Passage:
Classic_Boat_2016-03

(Michael S) #1

FACING PAGE: SANDY OSBORNE


EMILLY HARRIS

T


here was a time when, possibly as a legacy
of dinghy sailing and some youthful offshore
racing, I would strap Sally’s long, heavy
wooden boom down and attempt to get it as
close to parallel with her waterline as I could, without
ripping the toerail from its fastenings. It was a legacy
of “Vang on!”, a call we used to hear all too often on
those interminable triangles to nowhere which
comprised RORC racing in the 1980s. On a
flighty racing boat the vang is used, among other
things, to control twist and keep the
forces acting on the fin keel in balance.
Long-keeled Sally, or Sally II, is an
altogether different creature, the second
of what later became the Vertue class,
Jack Laurent Giles’s best known design.
She is 25ft and a bit long, 78 years old,
and last summer managed to clock 8.7
knots on the chartplotter she had for a
75th birthday present three years before.
Let no one tell you that old long-keeled
yachts are slow, or don’t point worth a
damn. Sally knows her limits, for sure; try
and push her upwind closer than she
wants, or her sails permit, and she sulks.
Sally’s sails – Simon Richardson on the
Hamble knew his stuff after cutting his
teeth, and sails, on 12-Ms in Newport
Rhode Island in the old America’s Cup
days – are cut to suit her hull’s ability
upwind. That is, not too flat. Crucially,
they’re powerful enough to drive her hull
(just shy of 5 tons) at the angle it prefers
to assume to the wind.
Simon once told me that it is largely
the hull that defines how close to the wind
a boat can sail, so there’s no point in
cutting sails that do not match that angle.
Get Sally in the groove – an easy matter,
as she’s better at steering herself than the
helmsman; just peg her tiller and put the
kettle on – and she will set her perky nose
to the horizon and go. But try and make her do what
she was not designed to do, viz knife-edge to
windward at 30 degrees off, and forget it.

Task to carry out: Reproduce the passage about Sally word for word, starting at "Long-keeled Sally, or" and ending at "three years before.". Rely on the passage about Sally alone.

Data excerpts:
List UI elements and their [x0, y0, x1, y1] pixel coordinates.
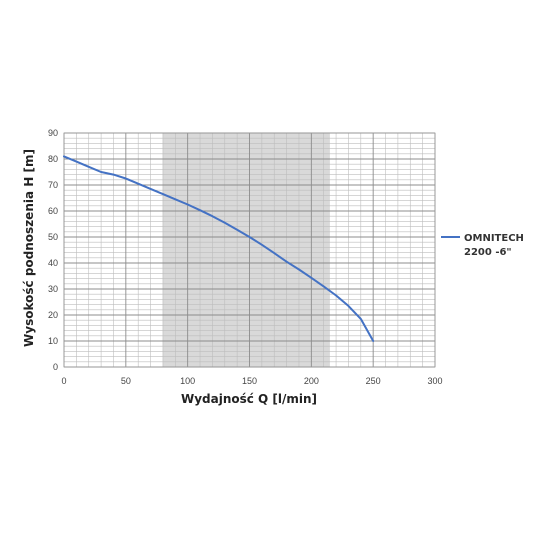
y-tick-label: 40 [48, 258, 58, 268]
x-tick-label: 0 [61, 376, 66, 386]
y-axis-title: Wysokość podnoszenia H [m] [22, 149, 36, 347]
highlight-band-group [162, 133, 330, 367]
y-tick-label: 0 [53, 362, 58, 372]
y-tick-labels: 0 10 20 30 40 50 60 70 80 90 [48, 128, 58, 372]
x-tick-label: 150 [242, 376, 257, 386]
series-line-omnitech [63, 155, 375, 342]
y-tick-label: 20 [48, 310, 58, 320]
legend-label-line2: 2200 -6" [464, 247, 512, 258]
y-tick-label: 50 [48, 232, 58, 242]
x-tick-label: 250 [366, 376, 381, 386]
x-tick-label: 300 [427, 376, 442, 386]
y-tick-label: 70 [48, 180, 58, 190]
x-axis-title: Wydajność Q [l/min] [181, 392, 317, 406]
x-tick-label: 50 [121, 376, 131, 386]
x-tick-labels: 0 50 100 150 200 250 300 [61, 376, 442, 386]
y-tick-label: 60 [48, 206, 58, 216]
series-group [63, 155, 375, 342]
legend-label-line1: OMNITECH [464, 233, 524, 244]
legend: OMNITECH 2200 -6" [441, 233, 524, 258]
y-tick-label: 80 [48, 154, 58, 164]
highlight-band [162, 133, 330, 367]
y-tick-label: 30 [48, 284, 58, 294]
x-tick-label: 200 [304, 376, 319, 386]
x-tick-label: 100 [180, 376, 195, 386]
y-tick-label: 10 [48, 336, 58, 346]
plot-area-border [63, 132, 436, 368]
y-tick-label: 90 [48, 128, 58, 138]
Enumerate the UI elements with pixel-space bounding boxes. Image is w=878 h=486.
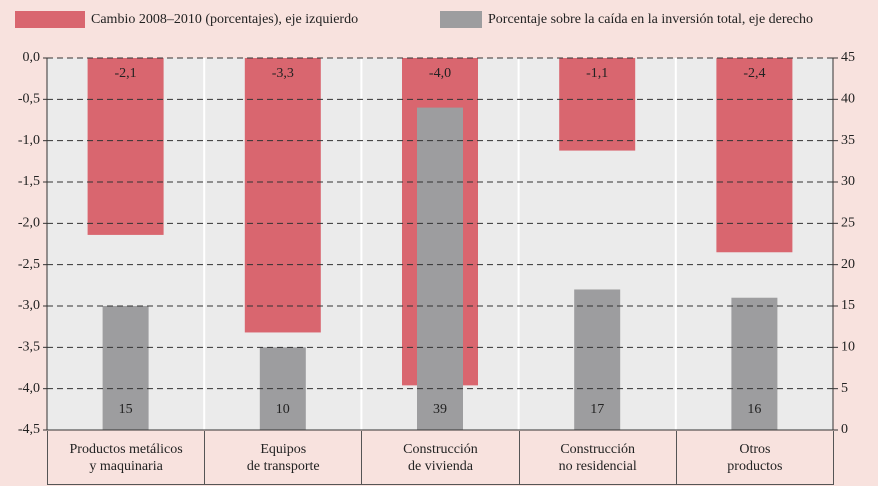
value-label: 15 [119,402,133,417]
y-tick-label: -3,0 [18,298,40,313]
y-tick-label: -1,5 [18,174,40,189]
y2-tick-label: 40 [841,92,855,107]
x-tick-label: Equipos de transporte [204,431,363,485]
bar [417,107,463,430]
y2-tick-label: 35 [841,133,855,148]
x-tick-label: Otros productos [675,431,834,485]
y-tick-label: -4,0 [18,381,40,396]
legend-label: Porcentaje sobre la caída en la inversió… [488,12,813,27]
y2-tick-label: 25 [841,216,855,231]
value-label: -1,1 [586,66,608,81]
bar [731,297,778,430]
x-tick-label: Construcción no residencial [518,431,677,485]
bar [716,58,793,253]
value-label: 17 [590,402,604,417]
y-tick-label: -4,5 [18,422,40,437]
y2-tick-label: 0 [841,422,848,437]
bar [574,289,621,430]
legend-label: Cambio 2008–2010 (porcentajes), eje izqu… [91,12,358,27]
bar [87,58,164,235]
legend-swatch [440,11,482,28]
y2-tick-label: 45 [841,50,855,65]
y-tick-label: -0,5 [18,92,40,107]
y-tick-label: -2,0 [18,216,40,231]
y2-tick-label: 15 [841,298,855,313]
bar [244,58,321,333]
value-label: -4,0 [429,66,451,81]
value-label: 16 [747,402,761,417]
y2-tick-label: 20 [841,257,855,272]
bar [102,306,149,430]
x-tick-label: Construcción de vivienda [361,431,520,485]
y2-tick-label: 10 [841,340,855,355]
y2-tick-label: 5 [841,381,848,396]
value-label: -2,1 [115,66,137,81]
legend-swatch [15,11,85,28]
y-tick-label: 0,0 [23,50,41,65]
value-label: -2,4 [743,66,765,81]
value-label: 10 [276,402,290,417]
y2-tick-label: 30 [841,174,855,189]
y-tick-label: -1,0 [18,133,40,148]
value-label: 39 [433,402,447,417]
value-label: -3,3 [272,66,294,81]
y-tick-label: -2,5 [18,257,40,272]
y-tick-label: -3,5 [18,340,40,355]
bar [559,58,636,151]
x-tick-label: Productos metálicos y maquinaria [47,431,206,485]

Finished answer:
Long-keeled Sally, or Sally II, is an
altogether different creature, the second
of what later became the Vertue class,
Jack Laurent Giles’s best known design.
She is 25ft and a bit long, 78 years old,
and last summer managed to clock 8.7
knots on the chartplotter she had for a
75th birthday present three years before.